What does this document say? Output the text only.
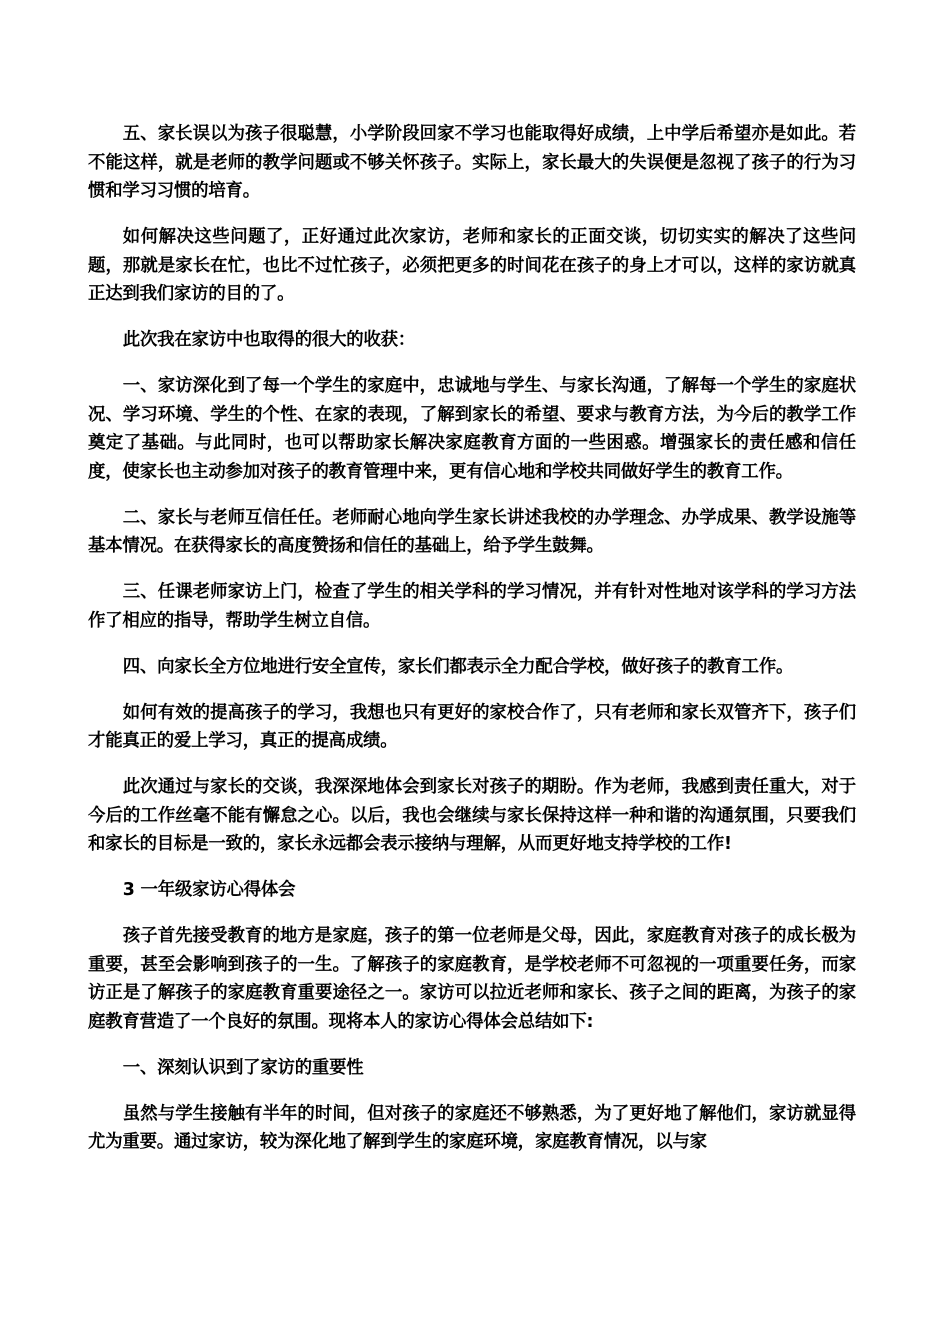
五、家长误以为孩子很聪慧，小学阶段回家不学习也能取得好成绩，上中学后希望亦是如此。若不能这样，就是老师的教学问题或不够关怀孩子。实际上，家长最大的失误便是忽视了孩子的行为习惯和学习习惯的培育。

如何解决这些问题了，正好通过此次家访，老师和家长的正面交谈，切切实实的解决了这些问题，那就是家长在忙，也比不过忙孩子，必须把更多的时间花在孩子的身上才可以，这样的家访就真正达到我们家访的目的了。

此次我在家访中也取得的很大的收获：

一、家访深化到了每一个学生的家庭中，忠诚地与学生、与家长沟通，了解每一个学生的家庭状况、学习环境、学生的个性、在家的表现，了解到家长的希望、要求与教育方法，为今后的教学工作奠定了基础。与此同时，也可以帮助家长解决家庭教育方面的一些困惑。增强家长的责任感和信任度，使家长也主动参加对孩子的教育管理中来，更有信心地和学校共同做好学生的教育工作。

二、家长与老师互信任任。老师耐心地向学生家长讲述我校的办学理念、办学成果、教学设施等基本情况。在获得家长的高度赞扬和信任的基础上，给予学生鼓舞。

三、任课老师家访上门，检查了学生的相关学科的学习情况，并有针对性地对该学科的学习方法作了相应的指导，帮助学生树立自信。

四、向家长全方位地进行安全宣传，家长们都表示全力配合学校，做好孩子的教育工作。

如何有效的提高孩子的学习，我想也只有更好的家校合作了，只有老师和家长双管齐下，孩子们才能真正的爱上学习，真正的提高成绩。

此次通过与家长的交谈，我深深地体会到家长对孩子的期盼。作为老师，我感到责任重大，对于今后的工作丝毫不能有懈怠之心。以后，我也会继续与家长保持这样一种和谐的沟通氛围，只要我们和家长的目标是一致的，家长永远都会表示接纳与理解，从而更好地支持学校的工作!

3 一年级家访心得体会

孩子首先接受教育的地方是家庭，孩子的第一位老师是父母，因此，家庭教育对孩子的成长极为重要，甚至会影响到孩子的一生。了解孩子的家庭教育，是学校老师不可忽视的一项重要任务，而家访正是了解孩子的家庭教育重要途径之一。家访可以拉近老师和家长、孩子之间的距离，为孩子的家庭教育营造了一个良好的氛围。现将本人的家访心得体会总结如下:

一、深刻认识到了家访的重要性

虽然与学生接触有半年的时间，但对孩子的家庭还不够熟悉，为了更好地了解他们，家访就显得尤为重要。通过家访，较为深化地了解到学生的家庭环境，家庭教育情况，以与家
_____
Quote in full the listing given above; the images are to be left out.

[TASK SOLUTION]
What does this document say? Output the text only.
五、家长误以为孩子很聪慧，小学阶段回家不学习也能取得好成绩，上中学后希望亦是如此。若不能这样，就是老师的教学问题或不够关怀孩子。实际上，家长最大的失误便是忽视了孩子的行为习惯和学习习惯的培育。

如何解决这些问题了，正好通过此次家访，老师和家长的正面交谈，切切实实的解决了这些问题，那就是家长在忙，也比不过忙孩子，必须把更多的时间花在孩子的身上才可以，这样的家访就真正达到我们家访的目的了。

此次我在家访中也取得的很大的收获：

一、家访深化到了每一个学生的家庭中，忠诚地与学生、与家长沟通，了解每一个学生的家庭状况、学习环境、学生的个性、在家的表现，了解到家长的希望、要求与教育方法，为今后的教学工作奠定了基础。与此同时，也可以帮助家长解决家庭教育方面的一些困惑。增强家长的责任感和信任度，使家长也主动参加对孩子的教育管理中来，更有信心地和学校共同做好学生的教育工作。

二、家长与老师互信任任。老师耐心地向学生家长讲述我校的办学理念、办学成果、教学设施等基本情况。在获得家长的高度赞扬和信任的基础上，给予学生鼓舞。

三、任课老师家访上门，检查了学生的相关学科的学习情况，并有针对性地对该学科的学习方法作了相应的指导，帮助学生树立自信。

四、向家长全方位地进行安全宣传，家长们都表示全力配合学校，做好孩子的教育工作。

如何有效的提高孩子的学习，我想也只有更好的家校合作了，只有老师和家长双管齐下，孩子们才能真正的爱上学习，真正的提高成绩。

此次通过与家长的交谈，我深深地体会到家长对孩子的期盼。作为老师，我感到责任重大，对于今后的工作丝毫不能有懈怠之心。以后，我也会继续与家长保持这样一种和谐的沟通氛围，只要我们和家长的目标是一致的，家长永远都会表示接纳与理解，从而更好地支持学校的工作!

3 一年级家访心得体会

孩子首先接受教育的地方是家庭，孩子的第一位老师是父母，因此，家庭教育对孩子的成长极为重要，甚至会影响到孩子的一生。了解孩子的家庭教育，是学校老师不可忽视的一项重要任务，而家访正是了解孩子的家庭教育重要途径之一。家访可以拉近老师和家长、孩子之间的距离，为孩子的家庭教育营造了一个良好的氛围。现将本人的家访心得体会总结如下:

一、深刻认识到了家访的重要性

虽然与学生接触有半年的时间，但对孩子的家庭还不够熟悉，为了更好地了解他们，家访就显得尤为重要。通过家访，较为深化地了解到学生的家庭环境，家庭教育情况，以与家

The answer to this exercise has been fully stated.